Problem to solve: Each entry below should be returned exactly as is, with the pictures removed.

Listing:
——
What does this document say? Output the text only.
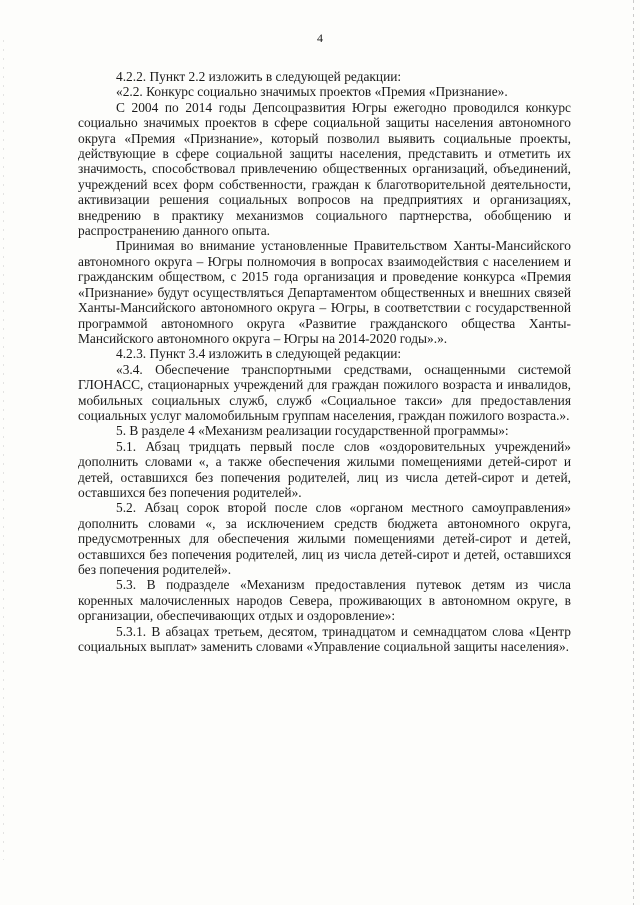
4

4.2.2. Пункт 2.2 изложить в следующей редакции:

«2.2. Конкурс социально значимых проектов «Премия «Признание».

С 2004 по 2014 годы Депсоцразвития Югры ежегодно проводился конкурс социально значимых проектов в сфере социальной защиты населения автономного округа «Премия «Признание», который позволил выявить социальные проекты, действующие в сфере социальной защиты населения, представить и отметить их значимость, способствовал привлечению общественных организаций, объединений, учреждений всех форм собственности, граждан к благотворительной деятельности, активизации решения социальных вопросов на предприятиях и организациях, внедрению в практику механизмов социального партнерства, обобщению и распространению данного опыта.

Принимая во внимание установленные Правительством Ханты-Мансийского автономного округа – Югры полномочия в вопросах взаимодействия с населением и гражданским обществом, с 2015 года организация и проведение конкурса «Премия «Признание» будут осуществляться Департаментом общественных и внешних связей Ханты-Мансийского автономного округа – Югры, в соответствии с государственной программой автономного округа «Развитие гражданского общества Ханты-Мансийского автономного округа – Югры на 2014-2020 годы».».

4.2.3. Пункт 3.4 изложить в следующей редакции:

«3.4. Обеспечение транспортными средствами, оснащенными системой ГЛОНАСС, стационарных учреждений для граждан пожилого возраста и инвалидов, мобильных социальных служб, служб «Социальное такси» для предоставления социальных услуг маломобильным группам населения, граждан пожилого возраста.».

5. В разделе 4 «Механизм реализации государственной программы»:

5.1. Абзац тридцать первый после слов «оздоровительных учреждений» дополнить словами «, а также обеспечения жилыми помещениями детей-сирот и детей, оставшихся без попечения родителей, лиц из числа детей-сирот и детей, оставшихся без попечения родителей».

5.2. Абзац сорок второй после слов «органом местного самоуправления» дополнить словами «, за исключением средств бюджета автономного округа, предусмотренных для обеспечения жилыми помещениями детей-сирот и детей, оставшихся без попечения родителей, лиц из числа детей-сирот и детей, оставшихся без попечения родителей».

5.3. В подразделе «Механизм предоставления путевок детям из числа коренных малочисленных народов Севера, проживающих в автономном округе, в организации, обеспечивающих отдых и оздоровление»:

5.3.1. В абзацах третьем, десятом, тринадцатом и семнадцатом слова «Центр социальных выплат» заменить словами «Управление социальной защиты населения».
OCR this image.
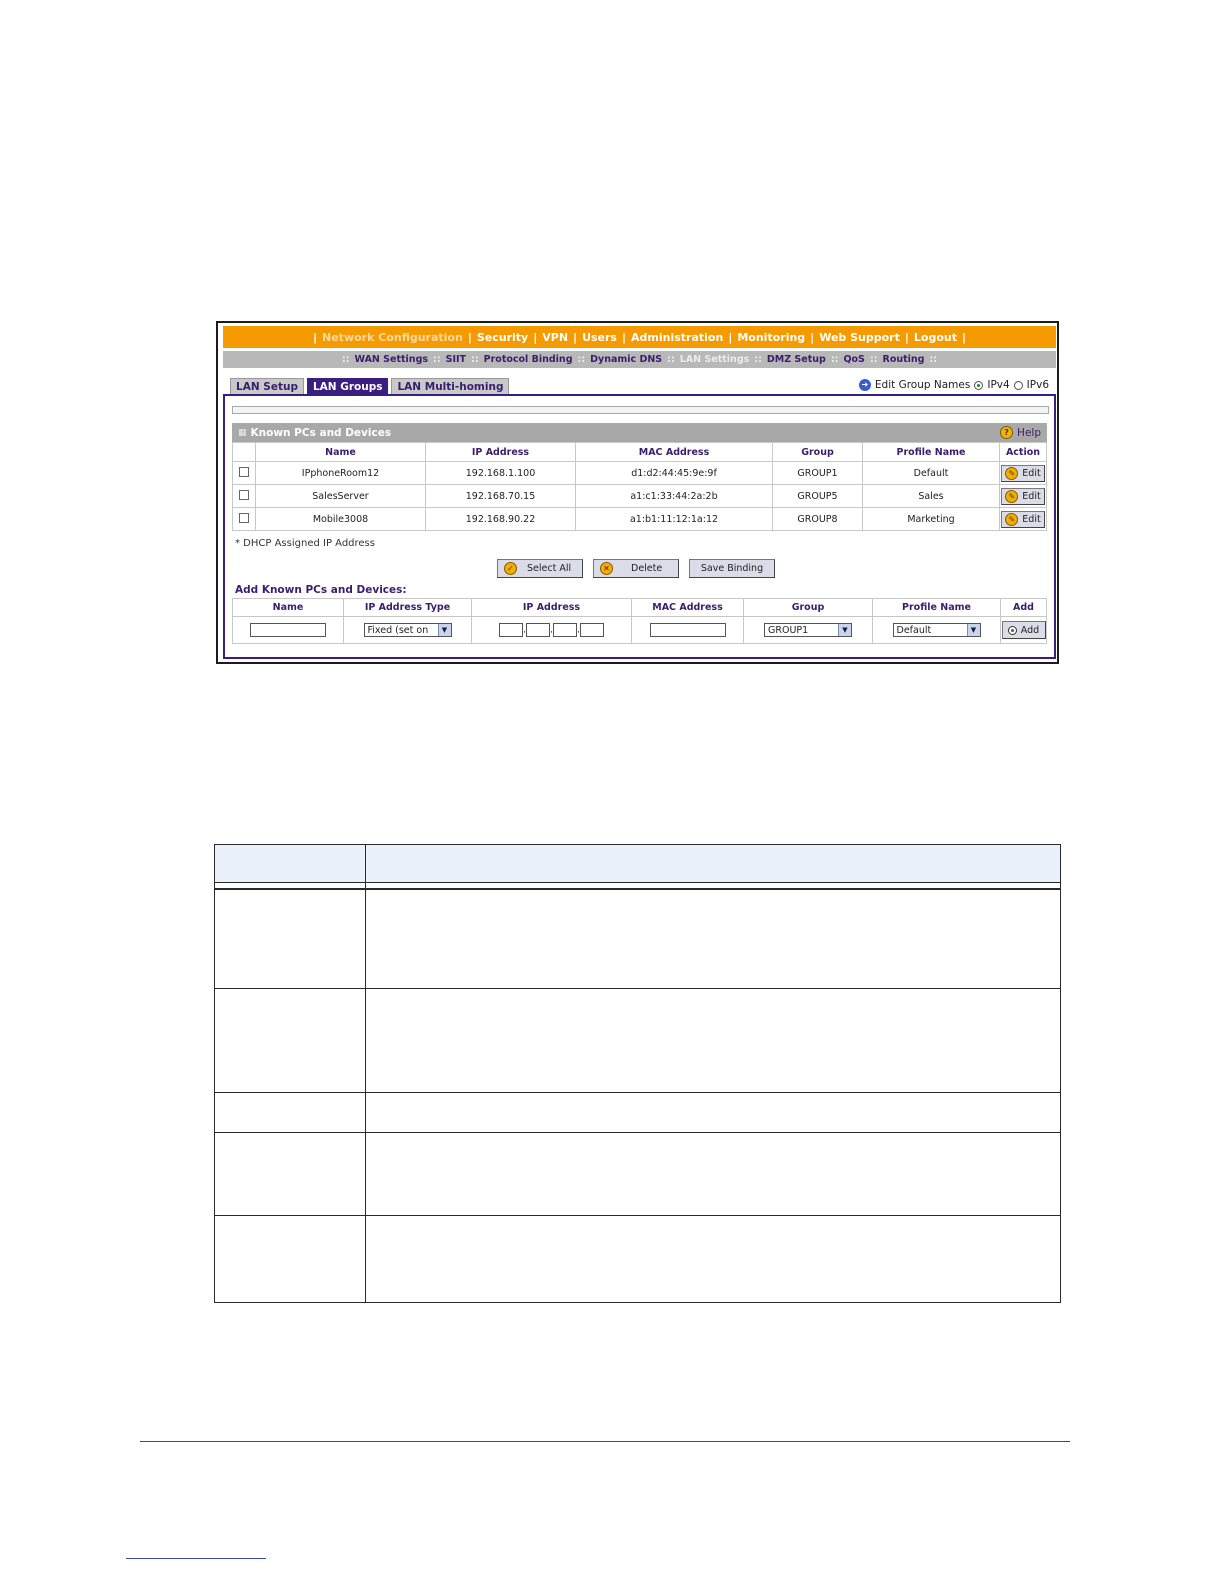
| Network Configuration | Security | VPN | Users | Administration | Monitoring | Web Support | Logout |
:: WAN Settings :: SIIT :: Protocol Binding :: Dynamic DNS :: LAN Settings :: DMZ Setup :: QoS :: Routing ::
LAN Setup	LAN Groups	LAN Multi-homing	➜ Edit Group Names IPv4 IPv6
▦ Known PCs and Devices	? Help
	Name	IP Address	MAC Address	Group	Profile Name	Action
	IPphoneRoom12	192.168.1.100	d1:d2:44:45:9e:9f	GROUP1	Default	✎ Edit

	SalesServer	192.168.70.15	a1:c1:33:44:2a:2b	GROUP5	Sales	✎ Edit

	Mobile3008	192.168.90.22	a1:b1:11:12:1a:12	GROUP8	Marketing	✎ Edit
* DHCP Assigned IP Address
✓	Select All	✕	Delete	Save Binding
Add Known PCs and Devices:
Name	IP Address Type	IP Address	MAC Address	Group	Profile Name	Add

	Fixed (set on ▼	. . .		GROUP1 ▼	Default ▼	Add
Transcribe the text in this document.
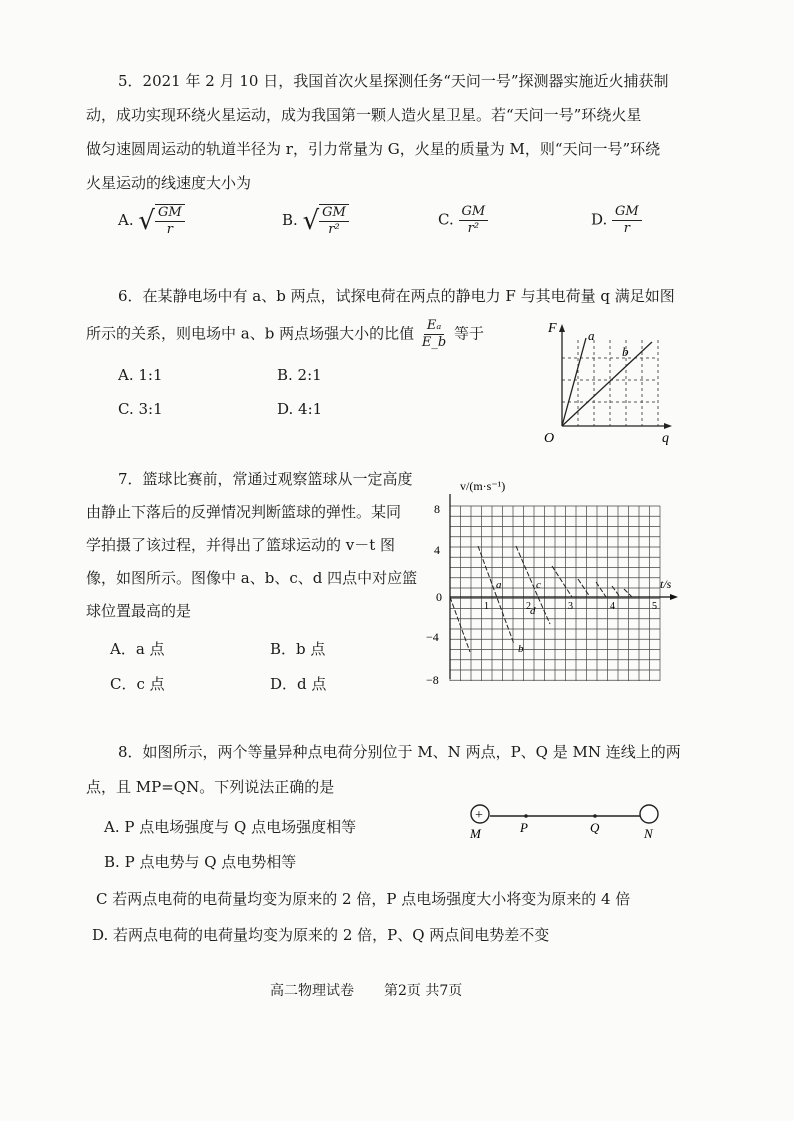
5．2021 年 2 月 10 日，我国首次火星探测任务“天问一号”探测器实施近火捕获制
动，成功实现环绕火星运动，成为我国第一颗人造火星卫星。若“天问一号”环绕火星
做匀速圆周运动的轨道半径为 r，引力常量为 G，火星的质量为 M，则“天问一号”环绕
火星运动的线速度大小为
A. √ $\frac{GM}{r}$	B. √ $\frac{GM}{\text{r²}}$	C. $\frac{GM}{\text{r²}}$	D. $\frac{GM}{r}$
6．在某静电场中有 a、b 两点，试探电荷在两点的静电力 F 与其电荷量 q 满足如图
所示的关系，则电场中 a、b 两点场强大小的比值 $\frac{\text{Eₐ}}{E\_b}$ 等于
A. 1:1	B. 2:1
C. 3:1	D. 4:1
F
q
O
a
b
7．篮球比赛前，常通过观察篮球从一定高度
由静止下落后的反弹情况判断篮球的弹性。某同
学拍摄了该过程，并得出了篮球运动的 v－t 图
像，如图所示。图像中 a、b、c、d 四点中对应篮
球位置最高的是
A．a 点	B．b 点
C．c 点	D．d 点
v/(m·s⁻¹)
t/s
8
4
0
−4
−8
1	2	3	4	5
a
b
c
d
8．如图所示，两个等量异种点电荷分别位于 M、N 两点，P、Q 是 MN 连线上的两
点，且 MP=QN。下列说法正确的是
A. P 点电场强度与 Q 点电场强度相等
B. P 点电势与 Q 点电势相等
C 若两点电荷的电荷量均变为原来的 2 倍，P 点电场强度大小将变为原来的 4 倍
D. 若两点电荷的电荷量均变为原来的 2 倍，P、Q 两点间电势差不变
+
M	P	Q	N
高二物理试卷 第2页 共7页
——
Output of the exercise:
What does this document say? Output the text only.
4

4.2.2. Пункт 2.2 изложить в следующей редакции:

«2.2. Конкурс социально значимых проектов «Премия «Признание».

С 2004 по 2014 годы Депсоцразвития Югры ежегодно проводился конкурс социально значимых проектов в сфере социальной защиты населения автономного округа «Премия «Признание», который позволил выявить социальные проекты, действующие в сфере социальной защиты населения, представить и отметить их значимость, способствовал привлечению общественных организаций, объединений, учреждений всех форм собственности, граждан к благотворительной деятельности, активизации решения социальных вопросов на предприятиях и организациях, внедрению в практику механизмов социального партнерства, обобщению и распространению данного опыта.

Принимая во внимание установленные Правительством Ханты-Мансийского автономного округа – Югры полномочия в вопросах взаимодействия с населением и гражданским обществом, с 2015 года организация и проведение конкурса «Премия «Признание» будут осуществляться Департаментом общественных и внешних связей Ханты-Мансийского автономного округа – Югры, в соответствии с государственной программой автономного округа «Развитие гражданского общества Ханты-Мансийского автономного округа – Югры на 2014-2020 годы».».

4.2.3. Пункт 3.4 изложить в следующей редакции:

«3.4. Обеспечение транспортными средствами, оснащенными системой ГЛОНАСС, стационарных учреждений для граждан пожилого возраста и инвалидов, мобильных социальных служб, служб «Социальное такси» для предоставления социальных услуг маломобильным группам населения, граждан пожилого возраста.».

5. В разделе 4 «Механизм реализации государственной программы»:

5.1. Абзац тридцать первый после слов «оздоровительных учреждений» дополнить словами «, а также обеспечения жилыми помещениями детей-сирот и детей, оставшихся без попечения родителей, лиц из числа детей-сирот и детей, оставшихся без попечения родителей».

5.2. Абзац сорок второй после слов «органом местного самоуправления» дополнить словами «, за исключением средств бюджета автономного округа, предусмотренных для обеспечения жилыми помещениями детей-сирот и детей, оставшихся без попечения родителей, лиц из числа детей-сирот и детей, оставшихся без попечения родителей».

5.3. В подразделе «Механизм предоставления путевок детям из числа коренных малочисленных народов Севера, проживающих в автономном округе, в организации, обеспечивающих отдых и оздоровление»:

5.3.1. В абзацах третьем, десятом, тринадцатом и семнадцатом слова «Центр социальных выплат» заменить словами «Управление социальной защиты населения».
OCR this image.
| Network Configuration | Security | VPN | Users | Administration | Monitoring | Web Support | Logout |
:: WAN Settings :: SIIT :: Protocol Binding :: Dynamic DNS :: LAN Settings :: DMZ Setup :: QoS :: Routing ::
LAN Setup	LAN Groups	LAN Multi-homing	➜ Edit Group Names IPv4 IPv6
▦ Known PCs and Devices	? Help
	Name	IP Address	MAC Address	Group	Profile Name	Action
	IPphoneRoom12	192.168.1.100	d1:d2:44:45:9e:9f	GROUP1	Default	✎ Edit

	SalesServer	192.168.70.15	a1:c1:33:44:2a:2b	GROUP5	Sales	✎ Edit

	Mobile3008	192.168.90.22	a1:b1:11:12:1a:12	GROUP8	Marketing	✎ Edit
* DHCP Assigned IP Address
✓	Select All	✕	Delete	Save Binding
Add Known PCs and Devices:
Name	IP Address Type	IP Address	MAC Address	Group	Profile Name	Add

	Fixed (set on ▼	. . .		GROUP1 ▼	Default ▼	Add
Transcribe the text in this document.
5．2021 年 2 月 10 日，我国首次火星探测任务“天问一号”探测器实施近火捕获制
动，成功实现环绕火星运动，成为我国第一颗人造火星卫星。若“天问一号”环绕火星
做匀速圆周运动的轨道半径为 r，引力常量为 G，火星的质量为 M，则“天问一号”环绕
火星运动的线速度大小为
A. √ $\frac{GM}{r}$	B. √ $\frac{GM}{\text{r²}}$	C. $\frac{GM}{\text{r²}}$	D. $\frac{GM}{r}$
6．在某静电场中有 a、b 两点，试探电荷在两点的静电力 F 与其电荷量 q 满足如图
所示的关系，则电场中 a、b 两点场强大小的比值 $\frac{\text{Eₐ}}{E\_b}$ 等于
A. 1:1	B. 2:1
C. 3:1	D. 4:1
F
q
O
a
b
7．篮球比赛前，常通过观察篮球从一定高度
由静止下落后的反弹情况判断篮球的弹性。某同
学拍摄了该过程，并得出了篮球运动的 v－t 图
像，如图所示。图像中 a、b、c、d 四点中对应篮
球位置最高的是
A．a 点	B．b 点
C．c 点	D．d 点
v/(m·s⁻¹)
t/s
8
4
0
−4
−8
1	2	3	4	5
a
b
c
d
8．如图所示，两个等量异种点电荷分别位于 M、N 两点，P、Q 是 MN 连线上的两
点，且 MP=QN。下列说法正确的是
A. P 点电场强度与 Q 点电场强度相等
B. P 点电势与 Q 点电势相等
C 若两点电荷的电荷量均变为原来的 2 倍，P 点电场强度大小将变为原来的 4 倍
D. 若两点电荷的电荷量均变为原来的 2 倍，P、Q 两点间电势差不变
+
M	P	Q	N
高二物理试卷 第2页 共7页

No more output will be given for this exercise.